SUPPLIED MATERIAL.

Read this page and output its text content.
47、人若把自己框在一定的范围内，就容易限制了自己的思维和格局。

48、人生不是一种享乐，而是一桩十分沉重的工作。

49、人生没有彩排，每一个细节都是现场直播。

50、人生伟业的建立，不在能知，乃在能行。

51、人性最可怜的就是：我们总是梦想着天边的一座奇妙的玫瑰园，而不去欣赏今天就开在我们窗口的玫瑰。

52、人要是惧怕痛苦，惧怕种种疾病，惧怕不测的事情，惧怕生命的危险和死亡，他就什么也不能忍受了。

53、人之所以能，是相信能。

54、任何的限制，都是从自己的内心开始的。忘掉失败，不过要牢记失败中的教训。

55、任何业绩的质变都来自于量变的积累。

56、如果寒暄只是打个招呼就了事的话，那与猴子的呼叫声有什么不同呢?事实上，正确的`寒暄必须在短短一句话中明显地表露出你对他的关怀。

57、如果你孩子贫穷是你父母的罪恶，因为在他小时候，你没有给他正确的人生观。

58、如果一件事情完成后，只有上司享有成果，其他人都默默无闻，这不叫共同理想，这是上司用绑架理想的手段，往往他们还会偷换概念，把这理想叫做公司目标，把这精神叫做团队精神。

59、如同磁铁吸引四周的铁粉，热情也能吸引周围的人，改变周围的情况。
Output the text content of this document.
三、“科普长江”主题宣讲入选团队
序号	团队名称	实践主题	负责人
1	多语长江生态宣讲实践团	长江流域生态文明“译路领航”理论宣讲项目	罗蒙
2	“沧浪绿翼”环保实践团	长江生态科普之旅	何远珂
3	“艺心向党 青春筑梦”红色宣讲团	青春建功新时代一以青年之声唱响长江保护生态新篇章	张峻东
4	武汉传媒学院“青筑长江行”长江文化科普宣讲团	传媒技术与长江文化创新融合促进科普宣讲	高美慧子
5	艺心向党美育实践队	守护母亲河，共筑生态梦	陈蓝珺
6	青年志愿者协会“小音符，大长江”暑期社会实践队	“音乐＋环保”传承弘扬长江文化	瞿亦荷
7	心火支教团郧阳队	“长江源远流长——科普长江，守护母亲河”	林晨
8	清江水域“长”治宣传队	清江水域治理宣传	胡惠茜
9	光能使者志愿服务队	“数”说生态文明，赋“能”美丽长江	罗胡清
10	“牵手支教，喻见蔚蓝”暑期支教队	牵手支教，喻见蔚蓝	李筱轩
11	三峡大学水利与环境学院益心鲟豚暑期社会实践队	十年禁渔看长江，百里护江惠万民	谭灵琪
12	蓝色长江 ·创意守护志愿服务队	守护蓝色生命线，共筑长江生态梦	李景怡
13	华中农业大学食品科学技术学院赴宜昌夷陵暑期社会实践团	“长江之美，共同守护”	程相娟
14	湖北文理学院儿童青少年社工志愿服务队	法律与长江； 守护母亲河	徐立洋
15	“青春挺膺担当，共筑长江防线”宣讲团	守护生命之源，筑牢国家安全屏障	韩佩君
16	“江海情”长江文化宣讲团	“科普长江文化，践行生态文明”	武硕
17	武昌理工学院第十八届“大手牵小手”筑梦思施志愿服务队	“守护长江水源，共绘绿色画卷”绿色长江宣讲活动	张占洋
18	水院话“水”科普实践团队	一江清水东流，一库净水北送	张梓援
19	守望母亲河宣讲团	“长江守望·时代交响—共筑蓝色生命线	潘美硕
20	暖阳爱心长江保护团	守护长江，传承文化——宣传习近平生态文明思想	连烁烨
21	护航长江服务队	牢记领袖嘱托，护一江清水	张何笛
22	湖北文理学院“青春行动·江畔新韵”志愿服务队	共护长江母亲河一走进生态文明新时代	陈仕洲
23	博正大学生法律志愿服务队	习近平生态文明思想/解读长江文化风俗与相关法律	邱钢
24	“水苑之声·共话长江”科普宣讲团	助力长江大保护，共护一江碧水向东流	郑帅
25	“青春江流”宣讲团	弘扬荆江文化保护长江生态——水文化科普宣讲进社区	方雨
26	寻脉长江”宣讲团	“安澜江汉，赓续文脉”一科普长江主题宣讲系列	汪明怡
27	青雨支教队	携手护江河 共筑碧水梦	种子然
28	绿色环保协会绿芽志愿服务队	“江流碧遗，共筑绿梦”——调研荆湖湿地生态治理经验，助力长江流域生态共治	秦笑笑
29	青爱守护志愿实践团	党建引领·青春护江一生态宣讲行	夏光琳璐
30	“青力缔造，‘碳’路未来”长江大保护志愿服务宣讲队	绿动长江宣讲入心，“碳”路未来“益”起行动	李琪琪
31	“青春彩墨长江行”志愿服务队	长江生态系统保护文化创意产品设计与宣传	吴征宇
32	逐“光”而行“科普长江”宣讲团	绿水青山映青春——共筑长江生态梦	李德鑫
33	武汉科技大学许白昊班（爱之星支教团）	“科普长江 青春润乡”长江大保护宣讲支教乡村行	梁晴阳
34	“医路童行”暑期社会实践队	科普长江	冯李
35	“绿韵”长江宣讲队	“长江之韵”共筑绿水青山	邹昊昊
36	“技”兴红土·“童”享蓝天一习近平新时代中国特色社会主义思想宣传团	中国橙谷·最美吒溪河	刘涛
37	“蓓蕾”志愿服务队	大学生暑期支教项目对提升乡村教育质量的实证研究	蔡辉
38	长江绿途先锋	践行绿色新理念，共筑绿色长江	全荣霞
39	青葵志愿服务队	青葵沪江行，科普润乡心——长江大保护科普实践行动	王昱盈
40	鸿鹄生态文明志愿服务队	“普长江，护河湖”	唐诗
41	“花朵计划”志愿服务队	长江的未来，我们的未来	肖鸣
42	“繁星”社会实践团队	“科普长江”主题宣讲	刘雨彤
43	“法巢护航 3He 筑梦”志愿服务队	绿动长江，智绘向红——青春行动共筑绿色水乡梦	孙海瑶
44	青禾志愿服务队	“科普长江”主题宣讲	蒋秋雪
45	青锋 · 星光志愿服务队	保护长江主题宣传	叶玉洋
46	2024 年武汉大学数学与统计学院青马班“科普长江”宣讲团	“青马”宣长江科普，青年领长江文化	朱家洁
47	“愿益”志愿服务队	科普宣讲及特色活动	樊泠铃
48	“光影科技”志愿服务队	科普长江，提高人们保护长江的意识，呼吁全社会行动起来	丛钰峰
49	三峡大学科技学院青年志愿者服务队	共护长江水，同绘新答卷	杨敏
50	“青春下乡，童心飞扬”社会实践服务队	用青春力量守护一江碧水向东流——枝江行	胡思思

WHAT THIS TASK INVOLVES.
Report the number of lines in the listing where the string "text" appears, and nothing besides.

ANSWER.
2